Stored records
|---|
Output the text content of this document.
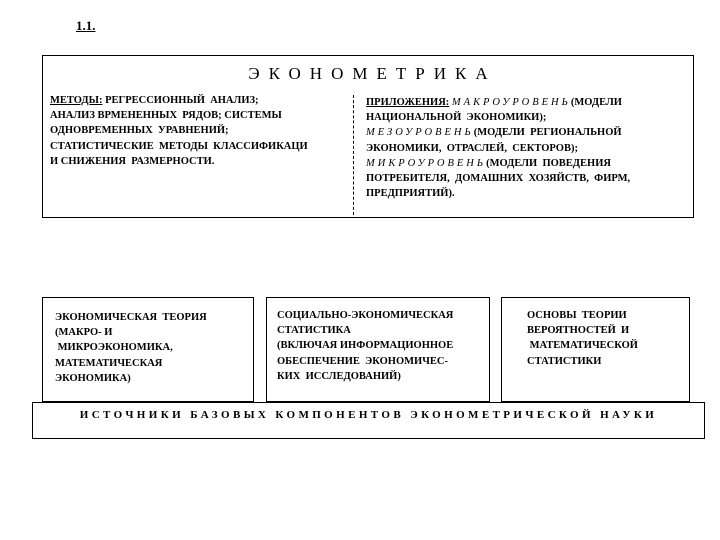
1.1.
ЭКОНОМЕТРИКА
МЕТОДЫ: РЕГРЕССИОННЫЙ  АНАЛИЗ;
АНАЛИЗ ВРМЕНЕННЫХ  РЯДОВ; СИСТЕМЫ
ОДНОВРЕМЕННЫХ  УРАВНЕНИЙ;
СТАТИСТИЧЕСКИЕ  МЕТОДЫ  КЛАССИФИКАЦИ
И СНИЖЕНИЯ  РАЗМЕРНОСТИ.
ПРИЛОЖЕНИЯ: МАКРОУРОВЕНЬ(МОДЕЛИ
НАЦИОНАЛЬНОЙ  ЭКОНОМИКИ);
МЕЗОУРОВЕНЬ(МОДЕЛИ  РЕГИОНАЛЬНОЙ
ЭКОНОМИКИ,  ОТРАСЛЕЙ,  СЕКТОРОВ);
МИКРОУРОВЕНЬ(МОДЕЛИ  ПОВЕДЕНИЯ
ПОТРЕБИТЕЛЯ,  ДОМАШНИХ  ХОЗЯЙСТВ,  ФИРМ,
ПРЕДПРИЯТИЙ).
ЭКОНОМИЧЕСКАЯ  ТЕОРИЯ
(МАКРО- И
МИКРОЭКОНОМИКА,
МАТЕМАТИЧЕСКАЯ
ЭКОНОМИКА)
СОЦИАЛЬНО-ЭКОНОМИЧЕСКАЯ
СТАТИСТИКА
(ВКЛЮЧАЯ ИНФОРМАЦИОННОЕ
ОБЕСПЕЧЕНИЕ  ЭКОНОМИЧЕС-
КИХ  ИССЛЕДОВАНИЙ)
ОСНОВЫ  ТЕОРИИ
ВЕРОЯТНОСТЕЙ  И
МАТЕМАТИЧЕСКОЙ
СТАТИСТИКИ
ИСТОЧНИКИ БАЗОВЫХ КОМПОНЕНТОВ ЭКОНОМЕТРИЧЕСКОЙ НАУКИ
|---|
### WHAT THE TASK REQUIRES
Without including any picture, repeat the data exactly.

### THE RESPONSE
Output the text content of this document.
1.1.
ЭКОНОМЕТРИКА
МЕТОДЫ: РЕГРЕССИОННЫЙ  АНАЛИЗ;
АНАЛИЗ ВРМЕНЕННЫХ  РЯДОВ; СИСТЕМЫ
ОДНОВРЕМЕННЫХ  УРАВНЕНИЙ;
СТАТИСТИЧЕСКИЕ  МЕТОДЫ  КЛАССИФИКАЦИ
И СНИЖЕНИЯ  РАЗМЕРНОСТИ.
ПРИЛОЖЕНИЯ: МАКРОУРОВЕНЬ(МОДЕЛИ
НАЦИОНАЛЬНОЙ  ЭКОНОМИКИ);
МЕЗОУРОВЕНЬ(МОДЕЛИ  РЕГИОНАЛЬНОЙ
ЭКОНОМИКИ,  ОТРАСЛЕЙ,  СЕКТОРОВ);
МИКРОУРОВЕНЬ(МОДЕЛИ  ПОВЕДЕНИЯ
ПОТРЕБИТЕЛЯ,  ДОМАШНИХ  ХОЗЯЙСТВ,  ФИРМ,
ПРЕДПРИЯТИЙ).
ЭКОНОМИЧЕСКАЯ  ТЕОРИЯ
(МАКРО- И
МИКРОЭКОНОМИКА,
МАТЕМАТИЧЕСКАЯ
ЭКОНОМИКА)
СОЦИАЛЬНО-ЭКОНОМИЧЕСКАЯ
СТАТИСТИКА
(ВКЛЮЧАЯ ИНФОРМАЦИОННОЕ
ОБЕСПЕЧЕНИЕ  ЭКОНОМИЧЕС-
КИХ  ИССЛЕДОВАНИЙ)
ОСНОВЫ  ТЕОРИИ
ВЕРОЯТНОСТЕЙ  И
МАТЕМАТИЧЕСКОЙ
СТАТИСТИКИ
ИСТОЧНИКИ БАЗОВЫХ КОМПОНЕНТОВ ЭКОНОМЕТРИЧЕСКОЙ НАУКИ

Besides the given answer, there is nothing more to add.